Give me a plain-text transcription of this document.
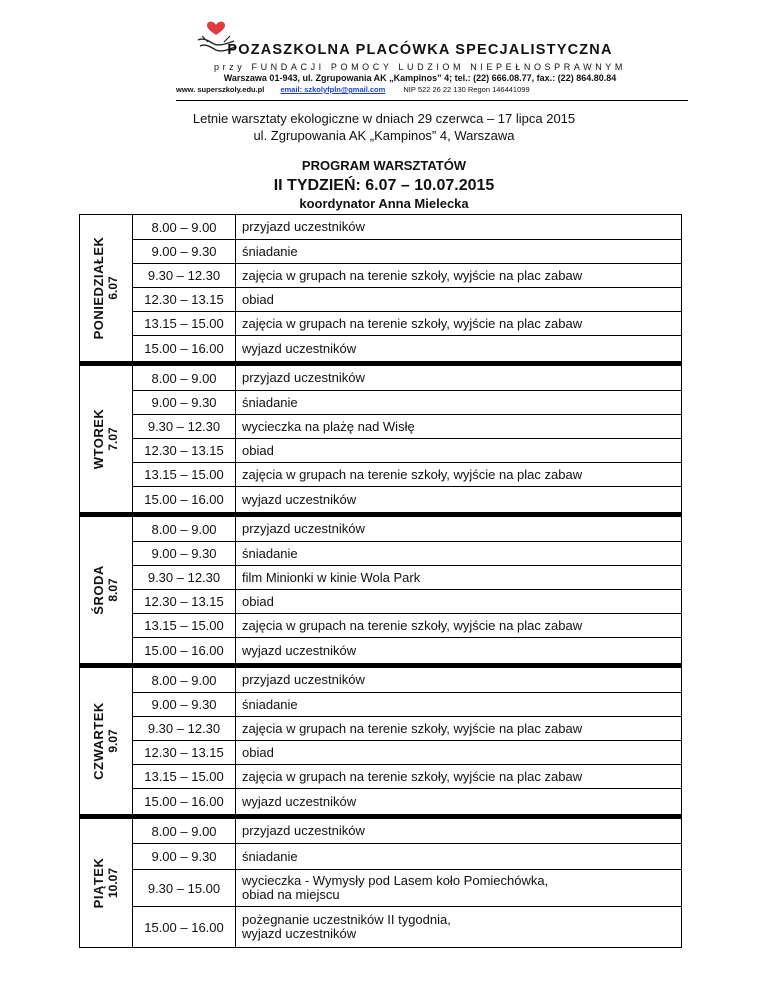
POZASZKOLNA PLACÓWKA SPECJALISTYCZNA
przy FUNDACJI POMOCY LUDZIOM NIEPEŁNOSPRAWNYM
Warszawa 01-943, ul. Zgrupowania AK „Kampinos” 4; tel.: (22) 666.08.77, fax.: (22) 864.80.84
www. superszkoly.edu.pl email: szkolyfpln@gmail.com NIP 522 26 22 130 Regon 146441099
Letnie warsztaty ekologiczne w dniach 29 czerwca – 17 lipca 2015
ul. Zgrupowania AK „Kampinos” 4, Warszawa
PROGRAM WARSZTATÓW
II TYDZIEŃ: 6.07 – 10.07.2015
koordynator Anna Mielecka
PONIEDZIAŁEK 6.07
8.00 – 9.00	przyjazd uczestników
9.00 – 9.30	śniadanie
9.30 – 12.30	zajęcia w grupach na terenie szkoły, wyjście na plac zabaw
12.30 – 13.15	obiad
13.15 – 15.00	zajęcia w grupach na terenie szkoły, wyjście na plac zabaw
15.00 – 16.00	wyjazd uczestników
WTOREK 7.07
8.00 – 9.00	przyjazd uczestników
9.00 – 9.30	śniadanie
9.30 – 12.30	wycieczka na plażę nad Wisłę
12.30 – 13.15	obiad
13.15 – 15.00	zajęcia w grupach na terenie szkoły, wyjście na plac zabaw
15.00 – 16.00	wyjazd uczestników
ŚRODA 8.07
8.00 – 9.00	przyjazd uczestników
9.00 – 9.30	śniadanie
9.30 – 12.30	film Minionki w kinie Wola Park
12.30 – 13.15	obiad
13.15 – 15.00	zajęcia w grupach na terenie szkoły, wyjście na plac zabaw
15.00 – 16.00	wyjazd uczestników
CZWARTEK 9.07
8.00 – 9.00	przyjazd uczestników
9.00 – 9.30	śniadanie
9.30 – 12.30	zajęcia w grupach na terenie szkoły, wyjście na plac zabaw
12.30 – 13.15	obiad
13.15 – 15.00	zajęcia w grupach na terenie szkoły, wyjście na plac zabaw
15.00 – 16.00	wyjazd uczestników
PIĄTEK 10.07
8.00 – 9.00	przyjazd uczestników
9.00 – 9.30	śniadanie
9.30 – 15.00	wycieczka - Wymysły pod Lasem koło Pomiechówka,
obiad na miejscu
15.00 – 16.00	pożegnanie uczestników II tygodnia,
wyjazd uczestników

**********

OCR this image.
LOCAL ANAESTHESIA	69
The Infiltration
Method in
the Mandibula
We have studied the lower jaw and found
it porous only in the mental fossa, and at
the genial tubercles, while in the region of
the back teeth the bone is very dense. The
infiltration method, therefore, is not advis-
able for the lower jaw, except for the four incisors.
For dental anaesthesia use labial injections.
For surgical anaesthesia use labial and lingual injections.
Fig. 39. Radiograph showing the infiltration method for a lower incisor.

**********

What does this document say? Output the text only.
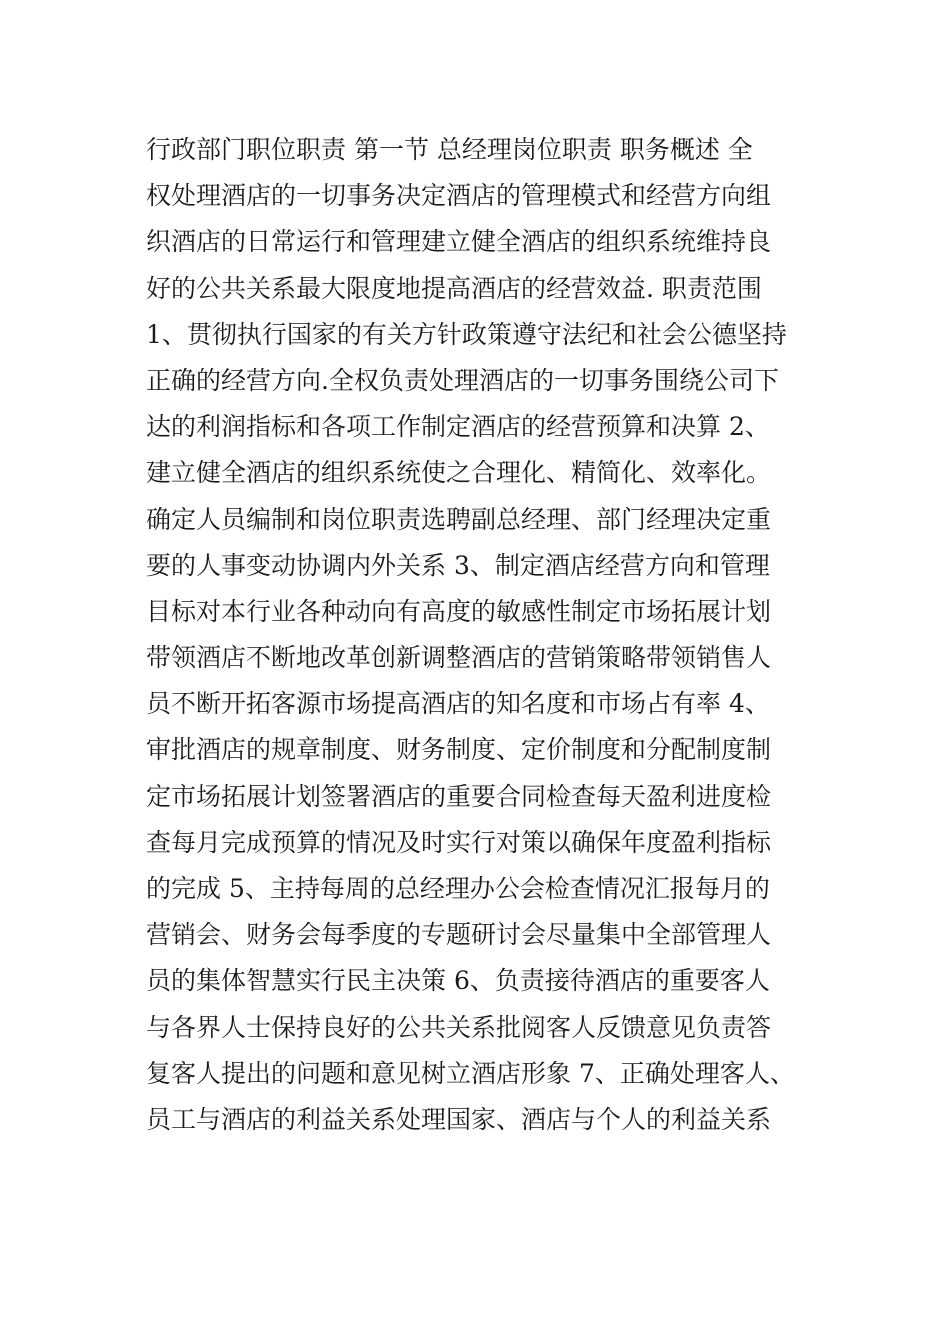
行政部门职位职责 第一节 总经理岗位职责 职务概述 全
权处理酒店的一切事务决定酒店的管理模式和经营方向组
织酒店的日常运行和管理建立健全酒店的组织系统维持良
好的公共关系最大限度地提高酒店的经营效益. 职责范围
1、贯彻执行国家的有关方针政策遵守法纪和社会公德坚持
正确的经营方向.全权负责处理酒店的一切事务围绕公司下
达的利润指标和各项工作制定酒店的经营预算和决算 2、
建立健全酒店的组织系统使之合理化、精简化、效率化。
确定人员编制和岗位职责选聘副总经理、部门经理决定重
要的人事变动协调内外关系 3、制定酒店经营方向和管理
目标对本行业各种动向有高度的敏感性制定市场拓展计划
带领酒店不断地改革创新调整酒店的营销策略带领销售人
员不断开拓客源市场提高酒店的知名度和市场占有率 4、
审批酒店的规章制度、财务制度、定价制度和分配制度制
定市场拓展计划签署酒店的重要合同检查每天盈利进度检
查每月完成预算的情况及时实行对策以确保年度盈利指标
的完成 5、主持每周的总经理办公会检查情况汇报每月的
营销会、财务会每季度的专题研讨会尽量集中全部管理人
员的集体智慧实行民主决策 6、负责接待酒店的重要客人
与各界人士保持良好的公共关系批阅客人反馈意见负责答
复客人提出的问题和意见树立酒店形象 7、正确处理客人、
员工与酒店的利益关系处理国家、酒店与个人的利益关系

**********

What is expected: Find the lines of the material that hold the word "lower" and report their count alone.

Solution to this problem: 3